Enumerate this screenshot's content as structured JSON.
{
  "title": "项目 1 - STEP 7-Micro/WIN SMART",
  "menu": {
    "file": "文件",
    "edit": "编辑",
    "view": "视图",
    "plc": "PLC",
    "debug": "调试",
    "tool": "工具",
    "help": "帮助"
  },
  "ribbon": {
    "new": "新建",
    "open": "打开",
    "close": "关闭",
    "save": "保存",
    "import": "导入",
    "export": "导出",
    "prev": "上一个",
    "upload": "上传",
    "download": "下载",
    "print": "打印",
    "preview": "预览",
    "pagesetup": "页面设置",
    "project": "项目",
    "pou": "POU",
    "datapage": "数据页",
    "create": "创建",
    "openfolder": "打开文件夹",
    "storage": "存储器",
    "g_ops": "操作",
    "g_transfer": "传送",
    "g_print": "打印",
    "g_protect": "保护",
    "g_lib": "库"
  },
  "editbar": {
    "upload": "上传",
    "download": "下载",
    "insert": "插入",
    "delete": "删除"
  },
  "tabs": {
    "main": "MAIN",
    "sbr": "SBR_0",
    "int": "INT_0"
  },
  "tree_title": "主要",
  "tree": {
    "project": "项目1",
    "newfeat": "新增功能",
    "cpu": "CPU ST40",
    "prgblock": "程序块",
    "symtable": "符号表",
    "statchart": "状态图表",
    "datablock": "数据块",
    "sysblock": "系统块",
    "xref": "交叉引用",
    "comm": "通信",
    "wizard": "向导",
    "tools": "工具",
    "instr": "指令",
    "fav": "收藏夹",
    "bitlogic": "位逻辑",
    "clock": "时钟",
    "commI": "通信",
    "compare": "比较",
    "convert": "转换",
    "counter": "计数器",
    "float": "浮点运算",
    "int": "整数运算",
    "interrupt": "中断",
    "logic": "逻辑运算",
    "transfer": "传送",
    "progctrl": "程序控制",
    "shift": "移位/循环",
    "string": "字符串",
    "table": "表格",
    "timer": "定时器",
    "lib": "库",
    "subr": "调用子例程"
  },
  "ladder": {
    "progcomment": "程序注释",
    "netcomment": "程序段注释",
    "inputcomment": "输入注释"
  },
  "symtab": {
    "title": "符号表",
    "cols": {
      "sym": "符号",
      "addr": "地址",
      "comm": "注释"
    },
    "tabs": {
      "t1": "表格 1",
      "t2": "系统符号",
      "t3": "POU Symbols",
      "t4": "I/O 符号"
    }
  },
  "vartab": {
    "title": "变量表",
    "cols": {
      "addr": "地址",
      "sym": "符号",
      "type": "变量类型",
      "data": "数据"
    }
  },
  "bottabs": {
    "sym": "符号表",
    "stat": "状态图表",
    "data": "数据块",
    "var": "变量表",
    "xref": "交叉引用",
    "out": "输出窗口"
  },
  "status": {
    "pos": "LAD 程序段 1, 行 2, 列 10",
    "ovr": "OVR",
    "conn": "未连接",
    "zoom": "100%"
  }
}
***
GIVEN REQUEST
Above are the records; copy all of them exactly.

FINISHED TASK
Enumerate this screenshot's content as structured JSON.
{
  "title": "项目 1 - STEP 7-Micro/WIN SMART",
  "menu": {
    "file": "文件",
    "edit": "编辑",
    "view": "视图",
    "plc": "PLC",
    "debug": "调试",
    "tool": "工具",
    "help": "帮助"
  },
  "ribbon": {
    "new": "新建",
    "open": "打开",
    "close": "关闭",
    "save": "保存",
    "import": "导入",
    "export": "导出",
    "prev": "上一个",
    "upload": "上传",
    "download": "下载",
    "print": "打印",
    "preview": "预览",
    "pagesetup": "页面设置",
    "project": "项目",
    "pou": "POU",
    "datapage": "数据页",
    "create": "创建",
    "openfolder": "打开文件夹",
    "storage": "存储器",
    "g_ops": "操作",
    "g_transfer": "传送",
    "g_print": "打印",
    "g_protect": "保护",
    "g_lib": "库"
  },
  "editbar": {
    "upload": "上传",
    "download": "下载",
    "insert": "插入",
    "delete": "删除"
  },
  "tabs": {
    "main": "MAIN",
    "sbr": "SBR_0",
    "int": "INT_0"
  },
  "tree_title": "主要",
  "tree": {
    "project": "项目1",
    "newfeat": "新增功能",
    "cpu": "CPU ST40",
    "prgblock": "程序块",
    "symtable": "符号表",
    "statchart": "状态图表",
    "datablock": "数据块",
    "sysblock": "系统块",
    "xref": "交叉引用",
    "comm": "通信",
    "wizard": "向导",
    "tools": "工具",
    "instr": "指令",
    "fav": "收藏夹",
    "bitlogic": "位逻辑",
    "clock": "时钟",
    "commI": "通信",
    "compare": "比较",
    "convert": "转换",
    "counter": "计数器",
    "float": "浮点运算",
    "int": "整数运算",
    "interrupt": "中断",
    "logic": "逻辑运算",
    "transfer": "传送",
    "progctrl": "程序控制",
    "shift": "移位/循环",
    "string": "字符串",
    "table": "表格",
    "timer": "定时器",
    "lib": "库",
    "subr": "调用子例程"
  },
  "ladder": {
    "progcomment": "程序注释",
    "netcomment": "程序段注释",
    "inputcomment": "输入注释"
  },
  "symtab": {
    "title": "符号表",
    "cols": {
      "sym": "符号",
      "addr": "地址",
      "comm": "注释"
    },
    "tabs": {
      "t1": "表格 1",
      "t2": "系统符号",
      "t3": "POU Symbols",
      "t4": "I/O 符号"
    }
  },
  "vartab": {
    "title": "变量表",
    "cols": {
      "addr": "地址",
      "sym": "符号",
      "type": "变量类型",
      "data": "数据"
    }
  },
  "bottabs": {
    "sym": "符号表",
    "stat": "状态图表",
    "data": "数据块",
    "var": "变量表",
    "xref": "交叉引用",
    "out": "输出窗口"
  },
  "status": {
    "pos": "LAD 程序段 1, 行 2, 列 10",
    "ovr": "OVR",
    "conn": "未连接",
    "zoom": "100%"
  }
}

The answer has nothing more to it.